## Task instructions
In the entries below, find the lines that contain the word "this" and copy them.

## Extracted data
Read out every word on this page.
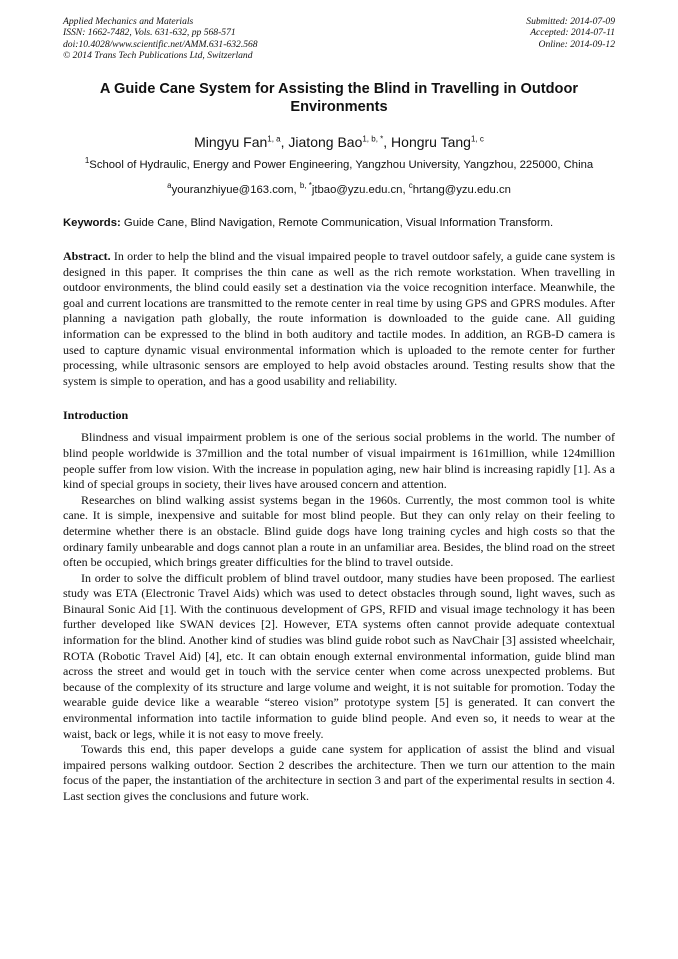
Applied Mechanics and Materials
ISSN: 1662-7482, Vols. 631-632, pp 568-571
doi:10.4028/www.scientific.net/AMM.631-632.568
© 2014 Trans Tech Publications Ltd, Switzerland
Submitted: 2014-07-09
Accepted: 2014-07-11
Online: 2014-09-12
A Guide Cane System for Assisting the Blind in Travelling in Outdoor Environments
Mingyu Fan$^{1, a}$, Jiatong Bao$^{1, b, *}$, Hongru Tang$^{1, c}$
$^1$School of Hydraulic, Energy and Power Engineering, Yangzhou University, Yangzhou, 225000, China
$^a$youranzhiyue@163.com, $^{b, *}$jtbao@yzu.edu.cn, $^c$hrtang@yzu.edu.cn
Keywords: Guide Cane, Blind Navigation, Remote Communication, Visual Information Transform.
Abstract. In order to help the blind and the visual impaired people to travel outdoor safely, a guide cane system is designed in this paper. It comprises the thin cane as well as the rich remote workstation. When travelling in outdoor environments, the blind could easily set a destination via the voice recognition interface. Meanwhile, the goal and current locations are transmitted to the remote center in real time by using GPS and GPRS modules. After planning a navigation path globally, the route information is downloaded to the guide cane. All guiding information can be expressed to the blind in both auditory and tactile modes. In addition, an RGB-D camera is used to capture dynamic visual environmental information which is uploaded to the remote center for further processing, while ultrasonic sensors are employed to help avoid obstacles around. Testing results show that the system is simple to operation, and has a good usability and reliability.
Introduction
Blindness and visual impairment problem is one of the serious social problems in the world. The number of blind people worldwide is 37million and the total number of visual impairment is 161million, while 124million people suffer from low vision. With the increase in population aging, new hair blind is increasing rapidly [1]. As a kind of special groups in society, their lives have aroused concern and attention.
Researches on blind walking assist systems began in the 1960s. Currently, the most common tool is white cane. It is simple, inexpensive and suitable for most blind people. But they can only relay on their feeling to determine whether there is an obstacle. Blind guide dogs have long training cycles and high costs so that the ordinary family unbearable and dogs cannot plan a route in an unfamiliar area. Besides, the blind road on the street often be occupied, which brings greater difficulties for the blind to travel outside.
In order to solve the difficult problem of blind travel outdoor, many studies have been proposed. The earliest study was ETA (Electronic Travel Aids) which was used to detect obstacles through sound, light waves, such as Binaural Sonic Aid [1]. With the continuous development of GPS, RFID and visual image technology it has been further developed like SWAN devices [2]. However, ETA systems often cannot provide adequate contextual information for the blind. Another kind of studies was blind guide robot such as NavChair [3] assisted wheelchair, ROTA (Robotic Travel Aid) [4], etc. It can obtain enough external environmental information, guide blind man across the street and would get in touch with the service center when come across unexpected problems. But because of the complexity of its structure and large volume and weight, it is not suitable for promotion. Today the wearable guide device like a wearable “stereo vision” prototype system [5] is generated. It can convert the environmental information into tactile information to guide blind people. And even so, it needs to wear at the waist, back or legs, while it is not easy to move freely.
Towards this end, this paper develops a guide cane system for application of assist the blind and visual impaired persons walking outdoor. Section 2 describes the architecture. Then we turn our attention to the main focus of the paper, the instantiation of the architecture in section 3 and part of the experimental results in section 4. Last section gives the conclusions and future work.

## Exercise response
Read out every word on this page.
Abstract. In order to help the blind and the visual impaired people to travel outdoor safely, a guide cane system is designed in this paper. It comprises the thin cane as well as the rich remote workstation. When travelling in outdoor environments, the blind could easily set a destination via the voice recognition interface. Meanwhile, the goal and current locations are transmitted to the remote center in real time by using GPS and GPRS modules. After planning a navigation path globally, the route information is downloaded to the guide cane. All guiding information can be expressed to the blind in both auditory and tactile modes. In addition, an RGB-D camera is used to capture dynamic visual environmental information which is uploaded to the remote center for further processing, while ultrasonic sensors are employed to help avoid obstacles around. Testing results show that the system is simple to operation, and has a good usability and reliability.
Towards this end, this paper develops a guide cane system for application of assist the blind and visual impaired persons walking outdoor. Section 2 describes the architecture. Then we turn our attention to the main focus of the paper, the instantiation of the architecture in section 3 and part of the experimental results in section 4. Last section gives the conclusions and future work.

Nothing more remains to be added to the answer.